• Extracted material

━━━━━━━━━━━━━━━━━━━━

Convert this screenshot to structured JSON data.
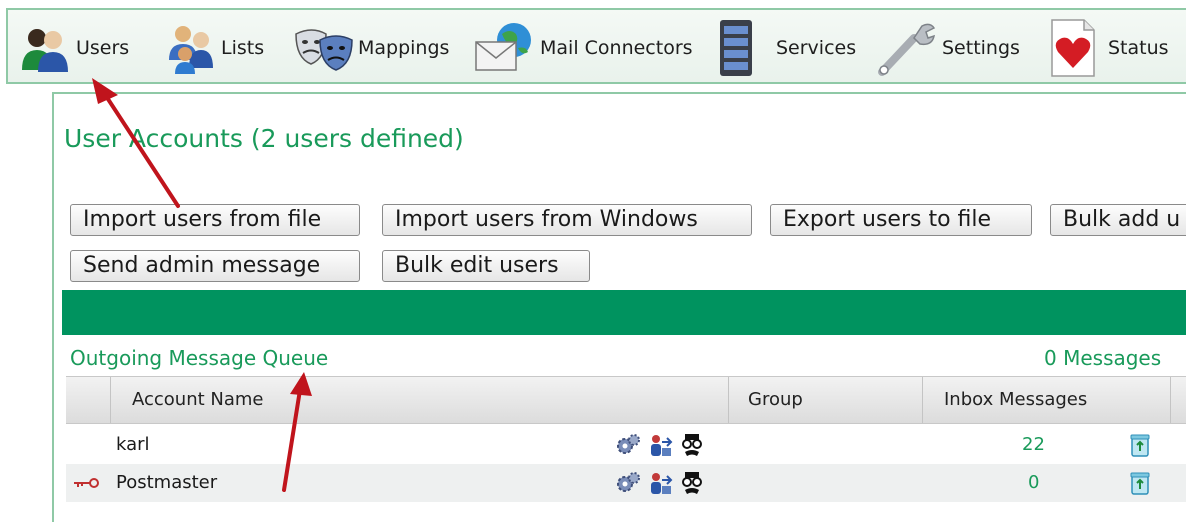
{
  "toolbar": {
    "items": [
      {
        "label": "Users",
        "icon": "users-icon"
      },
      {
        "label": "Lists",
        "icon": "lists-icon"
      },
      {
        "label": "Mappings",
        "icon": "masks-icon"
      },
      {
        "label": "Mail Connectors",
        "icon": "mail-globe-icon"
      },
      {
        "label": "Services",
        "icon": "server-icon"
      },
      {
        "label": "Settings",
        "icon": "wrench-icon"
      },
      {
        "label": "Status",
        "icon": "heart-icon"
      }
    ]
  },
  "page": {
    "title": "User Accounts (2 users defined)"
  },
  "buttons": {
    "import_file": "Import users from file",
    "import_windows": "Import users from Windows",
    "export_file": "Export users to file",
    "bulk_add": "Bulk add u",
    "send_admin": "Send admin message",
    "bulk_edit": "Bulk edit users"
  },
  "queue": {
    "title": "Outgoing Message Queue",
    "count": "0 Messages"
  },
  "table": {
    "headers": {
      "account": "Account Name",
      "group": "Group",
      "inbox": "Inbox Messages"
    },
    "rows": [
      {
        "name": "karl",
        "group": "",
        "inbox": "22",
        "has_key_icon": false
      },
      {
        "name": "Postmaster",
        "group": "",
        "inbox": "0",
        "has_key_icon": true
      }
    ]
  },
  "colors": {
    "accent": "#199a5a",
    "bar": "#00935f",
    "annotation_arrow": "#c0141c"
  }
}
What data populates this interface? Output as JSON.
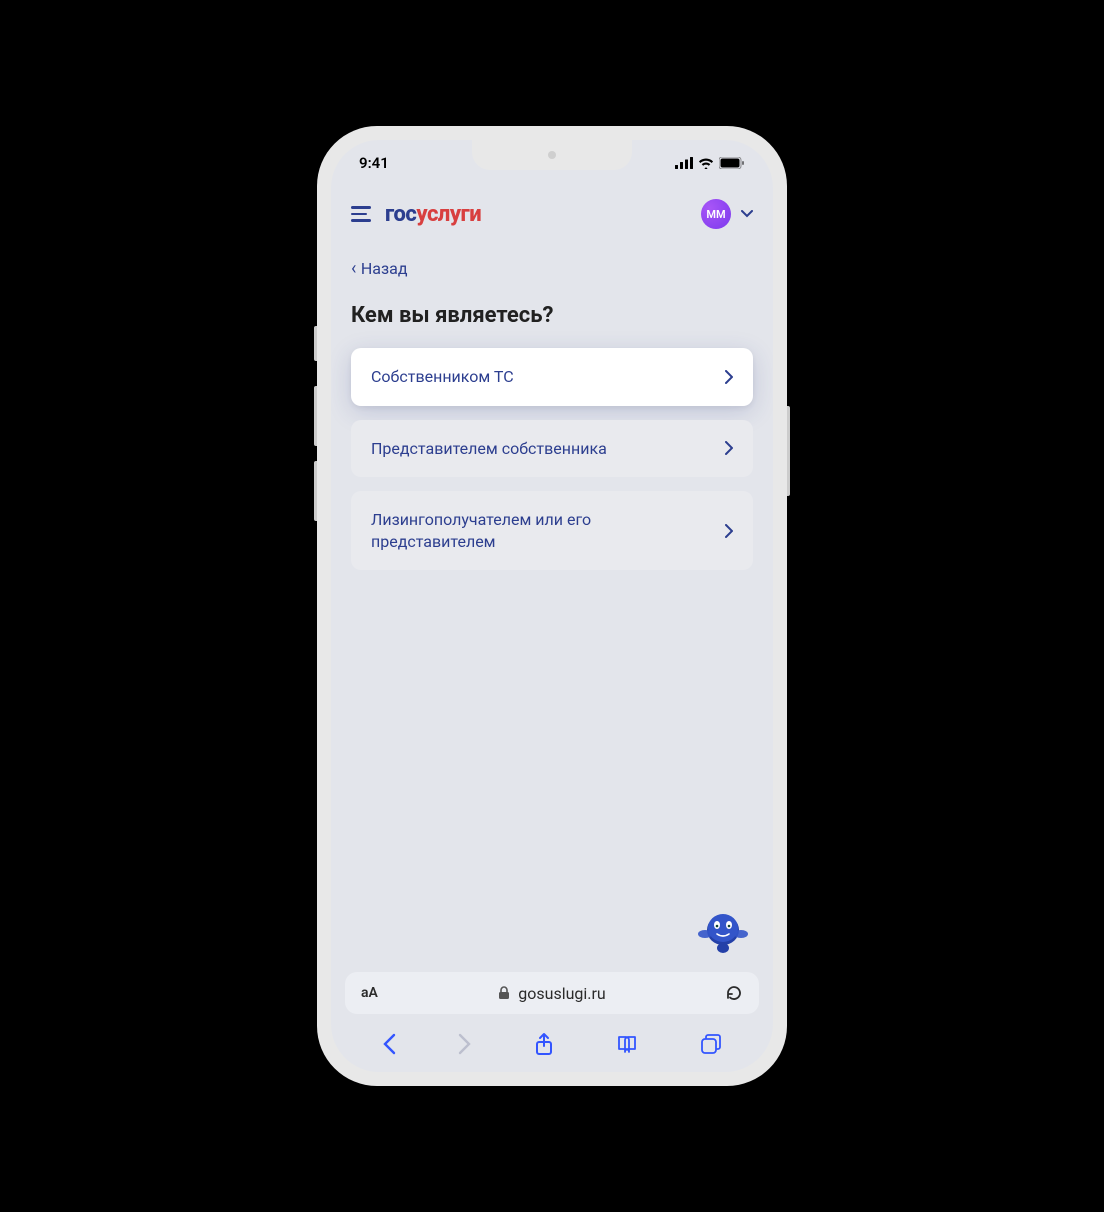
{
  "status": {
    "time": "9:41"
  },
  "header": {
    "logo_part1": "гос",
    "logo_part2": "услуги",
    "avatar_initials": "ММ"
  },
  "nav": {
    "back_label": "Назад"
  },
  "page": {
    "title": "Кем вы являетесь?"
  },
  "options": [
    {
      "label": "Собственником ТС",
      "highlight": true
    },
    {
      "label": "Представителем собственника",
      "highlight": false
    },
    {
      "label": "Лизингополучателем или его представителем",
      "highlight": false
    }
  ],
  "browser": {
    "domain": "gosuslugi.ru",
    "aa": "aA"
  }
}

━━━━━━━━━━━━━━━━━━━━

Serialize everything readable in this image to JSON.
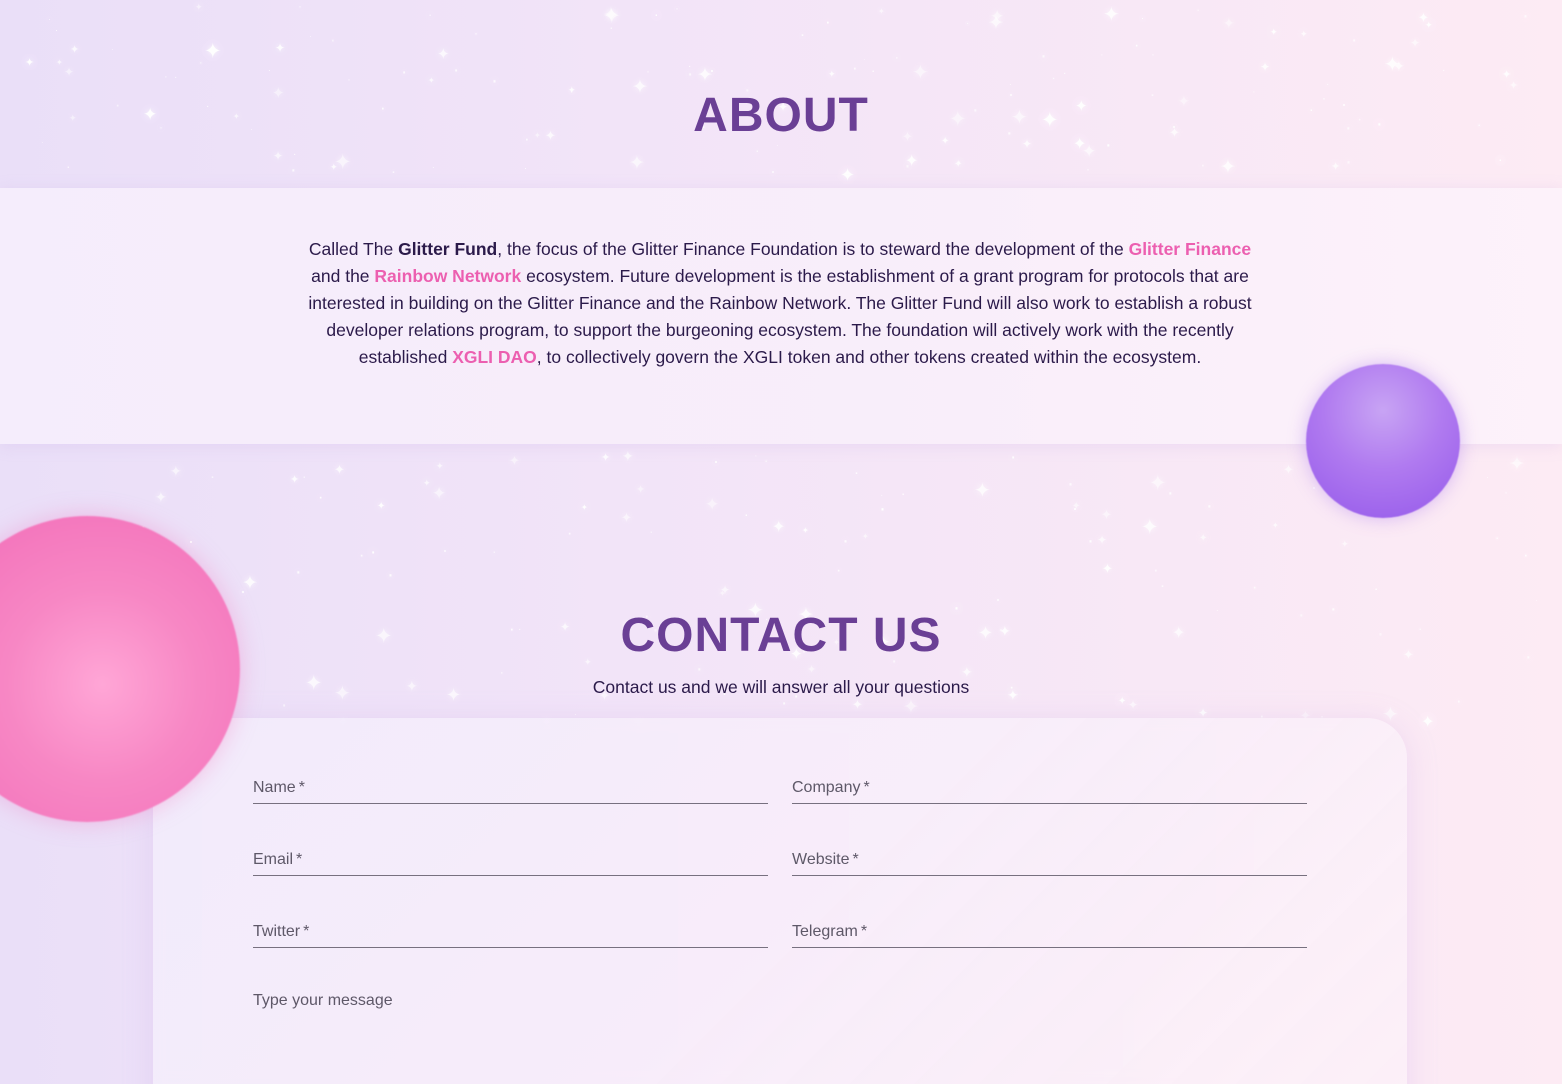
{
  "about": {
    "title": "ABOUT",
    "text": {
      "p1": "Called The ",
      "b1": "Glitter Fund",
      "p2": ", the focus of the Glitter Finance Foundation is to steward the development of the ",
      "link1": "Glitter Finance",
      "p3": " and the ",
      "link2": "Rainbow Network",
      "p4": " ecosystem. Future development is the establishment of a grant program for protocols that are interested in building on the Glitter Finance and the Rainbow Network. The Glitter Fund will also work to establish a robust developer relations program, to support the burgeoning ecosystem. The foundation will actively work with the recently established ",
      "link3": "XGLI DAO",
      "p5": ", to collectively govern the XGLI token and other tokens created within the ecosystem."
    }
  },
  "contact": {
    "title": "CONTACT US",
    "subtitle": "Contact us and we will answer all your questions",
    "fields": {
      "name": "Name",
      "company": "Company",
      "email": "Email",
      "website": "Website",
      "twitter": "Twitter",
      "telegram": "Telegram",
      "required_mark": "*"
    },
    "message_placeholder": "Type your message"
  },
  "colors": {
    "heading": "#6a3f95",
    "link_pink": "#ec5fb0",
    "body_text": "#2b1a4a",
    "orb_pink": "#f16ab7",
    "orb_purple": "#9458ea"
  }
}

━━━━━━━━━━━━━━━━━━━━

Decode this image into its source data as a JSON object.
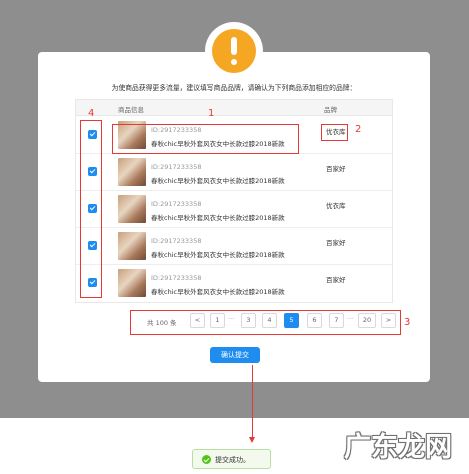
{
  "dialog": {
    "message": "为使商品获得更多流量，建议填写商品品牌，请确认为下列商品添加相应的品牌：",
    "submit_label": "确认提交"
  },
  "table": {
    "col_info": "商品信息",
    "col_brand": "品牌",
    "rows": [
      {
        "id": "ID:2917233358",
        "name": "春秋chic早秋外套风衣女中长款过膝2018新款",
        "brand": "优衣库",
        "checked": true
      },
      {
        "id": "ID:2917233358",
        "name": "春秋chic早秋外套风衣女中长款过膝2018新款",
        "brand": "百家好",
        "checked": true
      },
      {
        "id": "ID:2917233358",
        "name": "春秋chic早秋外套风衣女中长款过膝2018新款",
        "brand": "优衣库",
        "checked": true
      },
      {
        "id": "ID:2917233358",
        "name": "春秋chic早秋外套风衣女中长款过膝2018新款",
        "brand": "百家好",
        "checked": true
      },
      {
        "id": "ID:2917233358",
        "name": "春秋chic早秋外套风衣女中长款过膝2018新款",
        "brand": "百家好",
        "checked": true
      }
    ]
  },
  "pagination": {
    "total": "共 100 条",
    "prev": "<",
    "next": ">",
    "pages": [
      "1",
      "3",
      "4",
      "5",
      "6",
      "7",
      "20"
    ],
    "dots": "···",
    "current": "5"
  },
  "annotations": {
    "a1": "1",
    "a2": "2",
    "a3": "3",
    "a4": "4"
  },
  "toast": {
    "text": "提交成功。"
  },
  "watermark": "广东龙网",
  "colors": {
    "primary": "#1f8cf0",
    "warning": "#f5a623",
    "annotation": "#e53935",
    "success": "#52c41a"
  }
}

━━━━━━━━━━━━━━━━━━━━

• Objective
Extract every line above containing the word "this".

• Solution below
Convert this screenshot to structured JSON data.
What data populates this interface? Output as JSON.
Serialize everything readable in this image to JSON.
Decode this image into its source data as a JSON object.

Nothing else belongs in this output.